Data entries
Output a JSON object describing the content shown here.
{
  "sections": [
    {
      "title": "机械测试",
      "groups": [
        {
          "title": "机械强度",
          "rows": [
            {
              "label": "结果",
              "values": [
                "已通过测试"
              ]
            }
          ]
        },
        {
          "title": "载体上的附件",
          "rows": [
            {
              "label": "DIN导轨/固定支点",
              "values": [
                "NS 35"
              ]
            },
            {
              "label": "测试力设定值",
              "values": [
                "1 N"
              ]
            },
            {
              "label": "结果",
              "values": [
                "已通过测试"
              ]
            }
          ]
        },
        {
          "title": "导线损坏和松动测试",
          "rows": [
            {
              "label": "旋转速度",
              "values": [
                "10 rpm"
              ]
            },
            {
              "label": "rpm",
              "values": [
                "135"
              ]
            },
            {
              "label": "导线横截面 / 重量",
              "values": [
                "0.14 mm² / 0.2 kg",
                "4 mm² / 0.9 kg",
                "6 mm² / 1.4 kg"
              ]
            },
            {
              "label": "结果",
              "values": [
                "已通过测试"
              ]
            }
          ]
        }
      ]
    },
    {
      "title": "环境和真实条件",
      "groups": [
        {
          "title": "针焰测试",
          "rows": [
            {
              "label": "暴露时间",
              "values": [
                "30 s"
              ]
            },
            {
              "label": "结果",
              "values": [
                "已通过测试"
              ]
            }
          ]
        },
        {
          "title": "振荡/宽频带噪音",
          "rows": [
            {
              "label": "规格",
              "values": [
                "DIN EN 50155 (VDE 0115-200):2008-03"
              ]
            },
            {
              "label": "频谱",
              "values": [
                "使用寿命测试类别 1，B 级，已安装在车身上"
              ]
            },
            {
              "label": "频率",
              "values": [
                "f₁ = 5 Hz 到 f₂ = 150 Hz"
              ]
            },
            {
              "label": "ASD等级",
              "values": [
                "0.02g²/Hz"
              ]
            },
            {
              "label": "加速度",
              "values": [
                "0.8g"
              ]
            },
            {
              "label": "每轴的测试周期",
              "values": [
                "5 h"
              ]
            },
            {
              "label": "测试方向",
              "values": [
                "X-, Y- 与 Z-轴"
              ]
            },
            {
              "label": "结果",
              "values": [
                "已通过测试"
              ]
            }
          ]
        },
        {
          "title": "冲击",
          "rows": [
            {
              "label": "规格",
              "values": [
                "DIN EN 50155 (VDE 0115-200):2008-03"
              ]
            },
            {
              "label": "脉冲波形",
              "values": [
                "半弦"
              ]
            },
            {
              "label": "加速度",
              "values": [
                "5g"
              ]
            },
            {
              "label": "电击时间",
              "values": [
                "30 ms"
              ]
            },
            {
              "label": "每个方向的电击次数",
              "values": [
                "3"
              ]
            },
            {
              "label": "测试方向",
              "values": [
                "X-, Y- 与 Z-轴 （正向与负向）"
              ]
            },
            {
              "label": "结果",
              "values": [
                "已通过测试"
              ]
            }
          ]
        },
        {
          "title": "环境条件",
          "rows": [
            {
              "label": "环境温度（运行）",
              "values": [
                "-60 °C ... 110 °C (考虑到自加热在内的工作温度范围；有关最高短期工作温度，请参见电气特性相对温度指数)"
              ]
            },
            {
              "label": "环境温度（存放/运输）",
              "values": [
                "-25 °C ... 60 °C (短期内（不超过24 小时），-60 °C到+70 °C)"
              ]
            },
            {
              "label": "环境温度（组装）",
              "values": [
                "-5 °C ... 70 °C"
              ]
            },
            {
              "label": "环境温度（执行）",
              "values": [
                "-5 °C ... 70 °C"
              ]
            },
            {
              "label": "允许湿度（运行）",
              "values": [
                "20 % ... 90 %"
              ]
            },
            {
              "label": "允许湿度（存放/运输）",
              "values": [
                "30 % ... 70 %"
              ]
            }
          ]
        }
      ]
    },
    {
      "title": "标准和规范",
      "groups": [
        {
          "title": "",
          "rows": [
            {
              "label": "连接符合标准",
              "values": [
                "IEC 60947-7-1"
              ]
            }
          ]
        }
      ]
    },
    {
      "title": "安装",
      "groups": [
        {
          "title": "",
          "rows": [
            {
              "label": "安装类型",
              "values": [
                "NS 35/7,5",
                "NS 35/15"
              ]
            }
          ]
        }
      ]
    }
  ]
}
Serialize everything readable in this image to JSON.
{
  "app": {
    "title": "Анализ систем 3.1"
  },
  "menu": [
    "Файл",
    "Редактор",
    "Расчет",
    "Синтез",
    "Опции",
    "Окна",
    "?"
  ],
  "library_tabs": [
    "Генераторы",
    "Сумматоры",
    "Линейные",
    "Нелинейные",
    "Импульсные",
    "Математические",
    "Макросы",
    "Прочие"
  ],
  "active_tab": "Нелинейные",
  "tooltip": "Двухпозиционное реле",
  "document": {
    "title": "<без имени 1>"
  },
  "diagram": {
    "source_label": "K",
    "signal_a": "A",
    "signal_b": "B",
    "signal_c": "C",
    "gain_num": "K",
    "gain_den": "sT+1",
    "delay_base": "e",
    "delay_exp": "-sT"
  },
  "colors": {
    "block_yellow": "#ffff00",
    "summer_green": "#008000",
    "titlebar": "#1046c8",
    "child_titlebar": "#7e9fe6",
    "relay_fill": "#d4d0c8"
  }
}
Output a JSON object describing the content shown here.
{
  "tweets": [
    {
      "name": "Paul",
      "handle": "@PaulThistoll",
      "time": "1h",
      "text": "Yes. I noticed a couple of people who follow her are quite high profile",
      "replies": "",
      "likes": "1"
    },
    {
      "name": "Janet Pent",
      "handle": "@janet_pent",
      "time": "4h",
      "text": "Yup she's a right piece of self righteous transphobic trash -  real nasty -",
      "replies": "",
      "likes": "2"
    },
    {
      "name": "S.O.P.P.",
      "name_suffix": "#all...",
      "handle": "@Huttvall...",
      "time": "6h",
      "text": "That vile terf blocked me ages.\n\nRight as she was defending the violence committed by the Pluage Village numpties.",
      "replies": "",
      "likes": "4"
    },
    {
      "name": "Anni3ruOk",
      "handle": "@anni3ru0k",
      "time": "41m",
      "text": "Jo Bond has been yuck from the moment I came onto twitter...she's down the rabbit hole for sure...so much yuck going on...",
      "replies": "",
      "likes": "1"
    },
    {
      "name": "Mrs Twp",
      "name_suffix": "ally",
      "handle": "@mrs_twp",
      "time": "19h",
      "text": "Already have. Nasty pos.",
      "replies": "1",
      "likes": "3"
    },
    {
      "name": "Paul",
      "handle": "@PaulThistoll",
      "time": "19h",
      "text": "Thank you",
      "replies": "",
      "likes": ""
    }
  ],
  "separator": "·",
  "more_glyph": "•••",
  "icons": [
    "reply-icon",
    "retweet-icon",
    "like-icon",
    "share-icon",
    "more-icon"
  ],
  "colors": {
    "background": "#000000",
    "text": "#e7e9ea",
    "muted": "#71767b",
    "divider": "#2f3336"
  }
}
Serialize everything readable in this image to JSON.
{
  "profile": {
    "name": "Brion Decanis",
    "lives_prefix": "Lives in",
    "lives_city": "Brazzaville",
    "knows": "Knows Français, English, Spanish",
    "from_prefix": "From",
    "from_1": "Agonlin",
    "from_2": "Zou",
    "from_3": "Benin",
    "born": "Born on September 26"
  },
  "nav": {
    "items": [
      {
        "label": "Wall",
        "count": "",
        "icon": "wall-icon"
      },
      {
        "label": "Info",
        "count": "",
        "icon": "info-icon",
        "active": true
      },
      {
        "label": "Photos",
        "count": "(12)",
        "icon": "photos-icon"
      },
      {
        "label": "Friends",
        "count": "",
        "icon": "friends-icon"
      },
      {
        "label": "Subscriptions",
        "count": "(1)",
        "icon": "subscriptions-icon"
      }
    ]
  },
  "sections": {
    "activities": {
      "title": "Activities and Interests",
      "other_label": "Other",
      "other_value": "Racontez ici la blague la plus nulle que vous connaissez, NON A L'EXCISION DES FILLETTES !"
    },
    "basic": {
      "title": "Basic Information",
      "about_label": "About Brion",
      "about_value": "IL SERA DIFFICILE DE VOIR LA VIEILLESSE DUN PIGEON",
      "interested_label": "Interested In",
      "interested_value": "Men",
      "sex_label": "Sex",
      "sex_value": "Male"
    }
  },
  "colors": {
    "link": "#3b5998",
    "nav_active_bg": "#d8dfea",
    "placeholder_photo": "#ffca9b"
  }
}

# [WHAT YOU NEED TO DO]
Working from the entries above, return all lines that contain "text".

# [CORRECT RESPONSE]
      "text": "Yes. I noticed a couple of people who follow her are quite high profile",
      "text": "Yup she's a right piece of self righteous transphobic trash -  real nasty -",
      "text": "That vile terf blocked me ages.\n\nRight as she was defending the violence committed by the Pluage Village numpties.",
      "text": "Jo Bond has been yuck from the moment I came onto twitter...she's down the rabbit hole for sure...so much yuck going on...",
      "text": "Already have. Nasty pos.",
      "text": "Thank you",
    "text": "#e7e9ea",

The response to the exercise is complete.